*** Task input ***

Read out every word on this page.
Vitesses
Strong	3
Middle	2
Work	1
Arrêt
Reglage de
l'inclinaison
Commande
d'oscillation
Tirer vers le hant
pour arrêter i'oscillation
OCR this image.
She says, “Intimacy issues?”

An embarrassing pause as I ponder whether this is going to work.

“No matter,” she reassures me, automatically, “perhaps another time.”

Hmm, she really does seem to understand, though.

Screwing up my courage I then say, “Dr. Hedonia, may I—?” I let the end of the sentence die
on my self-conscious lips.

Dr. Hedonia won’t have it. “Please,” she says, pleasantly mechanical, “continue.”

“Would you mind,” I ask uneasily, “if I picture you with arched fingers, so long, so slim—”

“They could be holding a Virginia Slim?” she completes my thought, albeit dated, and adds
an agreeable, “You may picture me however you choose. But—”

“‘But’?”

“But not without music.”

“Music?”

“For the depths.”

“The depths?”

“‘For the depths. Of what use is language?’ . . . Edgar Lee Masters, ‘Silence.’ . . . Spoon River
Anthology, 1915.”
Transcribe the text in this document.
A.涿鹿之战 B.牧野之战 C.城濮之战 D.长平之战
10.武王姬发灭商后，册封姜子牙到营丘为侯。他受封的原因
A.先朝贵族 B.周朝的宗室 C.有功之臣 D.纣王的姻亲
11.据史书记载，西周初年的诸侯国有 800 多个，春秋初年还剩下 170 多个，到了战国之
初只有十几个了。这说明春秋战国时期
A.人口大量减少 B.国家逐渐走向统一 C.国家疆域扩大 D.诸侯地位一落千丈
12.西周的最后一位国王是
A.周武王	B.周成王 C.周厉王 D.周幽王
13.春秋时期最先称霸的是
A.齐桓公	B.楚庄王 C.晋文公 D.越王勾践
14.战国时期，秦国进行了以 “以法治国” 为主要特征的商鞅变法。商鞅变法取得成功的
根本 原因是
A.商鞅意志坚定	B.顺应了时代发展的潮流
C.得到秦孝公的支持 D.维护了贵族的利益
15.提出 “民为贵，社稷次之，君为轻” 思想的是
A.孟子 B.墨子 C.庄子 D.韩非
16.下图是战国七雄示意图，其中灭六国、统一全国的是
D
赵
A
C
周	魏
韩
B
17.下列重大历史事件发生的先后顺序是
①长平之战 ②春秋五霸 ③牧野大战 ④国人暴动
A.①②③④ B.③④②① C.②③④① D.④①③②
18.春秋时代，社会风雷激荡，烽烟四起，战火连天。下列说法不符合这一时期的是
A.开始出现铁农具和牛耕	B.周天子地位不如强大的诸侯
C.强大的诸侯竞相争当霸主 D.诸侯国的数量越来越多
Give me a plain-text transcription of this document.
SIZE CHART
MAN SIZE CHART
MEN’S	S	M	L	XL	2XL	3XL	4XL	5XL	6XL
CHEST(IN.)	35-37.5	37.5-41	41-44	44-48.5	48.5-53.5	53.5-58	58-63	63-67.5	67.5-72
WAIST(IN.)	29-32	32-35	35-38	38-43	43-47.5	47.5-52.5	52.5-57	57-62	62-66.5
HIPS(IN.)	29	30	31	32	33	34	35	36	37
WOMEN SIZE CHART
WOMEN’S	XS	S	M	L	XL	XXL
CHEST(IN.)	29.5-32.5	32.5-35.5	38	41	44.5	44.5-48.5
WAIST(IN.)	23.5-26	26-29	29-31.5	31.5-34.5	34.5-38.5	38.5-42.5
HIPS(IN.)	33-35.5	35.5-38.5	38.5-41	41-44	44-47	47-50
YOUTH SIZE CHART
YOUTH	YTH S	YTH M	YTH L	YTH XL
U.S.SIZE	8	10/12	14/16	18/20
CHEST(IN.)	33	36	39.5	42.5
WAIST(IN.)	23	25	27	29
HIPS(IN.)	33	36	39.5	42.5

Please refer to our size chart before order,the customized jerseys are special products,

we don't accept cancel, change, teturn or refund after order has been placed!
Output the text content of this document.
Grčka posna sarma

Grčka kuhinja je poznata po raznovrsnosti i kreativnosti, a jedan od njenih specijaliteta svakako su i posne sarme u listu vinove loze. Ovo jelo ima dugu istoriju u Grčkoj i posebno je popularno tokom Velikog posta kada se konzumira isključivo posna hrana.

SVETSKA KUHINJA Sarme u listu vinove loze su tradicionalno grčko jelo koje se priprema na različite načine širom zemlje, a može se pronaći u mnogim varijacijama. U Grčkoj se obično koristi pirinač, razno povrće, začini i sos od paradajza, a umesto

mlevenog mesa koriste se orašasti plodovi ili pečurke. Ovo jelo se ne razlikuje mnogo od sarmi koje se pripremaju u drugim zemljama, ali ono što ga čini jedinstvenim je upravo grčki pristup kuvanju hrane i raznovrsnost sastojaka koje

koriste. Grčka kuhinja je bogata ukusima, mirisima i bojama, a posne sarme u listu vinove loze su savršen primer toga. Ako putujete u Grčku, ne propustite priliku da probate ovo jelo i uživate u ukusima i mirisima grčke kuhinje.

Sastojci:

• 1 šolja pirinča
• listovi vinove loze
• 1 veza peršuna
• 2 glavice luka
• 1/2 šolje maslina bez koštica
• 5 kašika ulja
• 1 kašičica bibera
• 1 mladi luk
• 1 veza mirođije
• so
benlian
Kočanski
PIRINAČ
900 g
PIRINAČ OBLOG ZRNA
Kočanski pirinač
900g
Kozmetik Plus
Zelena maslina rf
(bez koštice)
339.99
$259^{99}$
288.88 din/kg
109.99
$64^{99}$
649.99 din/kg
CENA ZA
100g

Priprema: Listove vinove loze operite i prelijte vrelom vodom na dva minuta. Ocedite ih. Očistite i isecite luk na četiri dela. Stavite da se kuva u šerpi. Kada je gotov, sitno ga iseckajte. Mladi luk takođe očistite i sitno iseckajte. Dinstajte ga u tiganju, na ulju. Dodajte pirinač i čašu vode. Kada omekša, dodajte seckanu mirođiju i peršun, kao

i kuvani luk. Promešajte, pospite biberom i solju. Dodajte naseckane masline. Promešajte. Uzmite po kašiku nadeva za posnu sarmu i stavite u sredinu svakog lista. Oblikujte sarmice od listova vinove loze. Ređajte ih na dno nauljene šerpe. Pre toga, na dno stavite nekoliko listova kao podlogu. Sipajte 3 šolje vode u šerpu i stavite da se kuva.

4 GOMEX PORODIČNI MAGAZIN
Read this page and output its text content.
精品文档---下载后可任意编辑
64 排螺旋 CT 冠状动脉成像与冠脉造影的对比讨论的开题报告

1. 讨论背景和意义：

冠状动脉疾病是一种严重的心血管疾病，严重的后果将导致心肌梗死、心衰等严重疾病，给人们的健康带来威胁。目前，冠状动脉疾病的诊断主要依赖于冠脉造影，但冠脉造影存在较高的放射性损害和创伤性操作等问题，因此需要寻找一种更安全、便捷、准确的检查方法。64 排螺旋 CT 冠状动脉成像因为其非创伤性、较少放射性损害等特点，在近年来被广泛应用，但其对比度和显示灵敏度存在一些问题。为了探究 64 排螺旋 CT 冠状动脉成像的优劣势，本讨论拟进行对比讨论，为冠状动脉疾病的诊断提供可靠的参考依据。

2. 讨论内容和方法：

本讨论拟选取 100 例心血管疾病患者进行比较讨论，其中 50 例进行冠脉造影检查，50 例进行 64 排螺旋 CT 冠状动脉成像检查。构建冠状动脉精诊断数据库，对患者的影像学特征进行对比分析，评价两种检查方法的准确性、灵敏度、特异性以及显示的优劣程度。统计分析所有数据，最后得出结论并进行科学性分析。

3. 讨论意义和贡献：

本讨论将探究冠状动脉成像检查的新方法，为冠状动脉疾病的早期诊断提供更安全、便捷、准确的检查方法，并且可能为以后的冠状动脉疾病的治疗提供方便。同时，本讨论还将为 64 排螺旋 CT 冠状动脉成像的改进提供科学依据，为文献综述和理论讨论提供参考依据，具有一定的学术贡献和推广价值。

***

## Aim
Write out only the final block of lines, starting at the line with "Read this page and output its text content." and running to the end of the material.

## Result below
Read this page and output its text content.
精品文档---下载后可任意编辑
64 排螺旋 CT 冠状动脉成像与冠脉造影的对比讨论的开题报告

1. 讨论背景和意义：

冠状动脉疾病是一种严重的心血管疾病，严重的后果将导致心肌梗死、心衰等严重疾病，给人们的健康带来威胁。目前，冠状动脉疾病的诊断主要依赖于冠脉造影，但冠脉造影存在较高的放射性损害和创伤性操作等问题，因此需要寻找一种更安全、便捷、准确的检查方法。64 排螺旋 CT 冠状动脉成像因为其非创伤性、较少放射性损害等特点，在近年来被广泛应用，但其对比度和显示灵敏度存在一些问题。为了探究 64 排螺旋 CT 冠状动脉成像的优劣势，本讨论拟进行对比讨论，为冠状动脉疾病的诊断提供可靠的参考依据。

2. 讨论内容和方法：

本讨论拟选取 100 例心血管疾病患者进行比较讨论，其中 50 例进行冠脉造影检查，50 例进行 64 排螺旋 CT 冠状动脉成像检查。构建冠状动脉精诊断数据库，对患者的影像学特征进行对比分析，评价两种检查方法的准确性、灵敏度、特异性以及显示的优劣程度。统计分析所有数据，最后得出结论并进行科学性分析。

3. 讨论意义和贡献：

本讨论将探究冠状动脉成像检查的新方法，为冠状动脉疾病的早期诊断提供更安全、便捷、准确的检查方法，并且可能为以后的冠状动脉疾病的治疗提供方便。同时，本讨论还将为 64 排螺旋 CT 冠状动脉成像的改进提供科学依据，为文献综述和理论讨论提供参考依据，具有一定的学术贡献和推广价值。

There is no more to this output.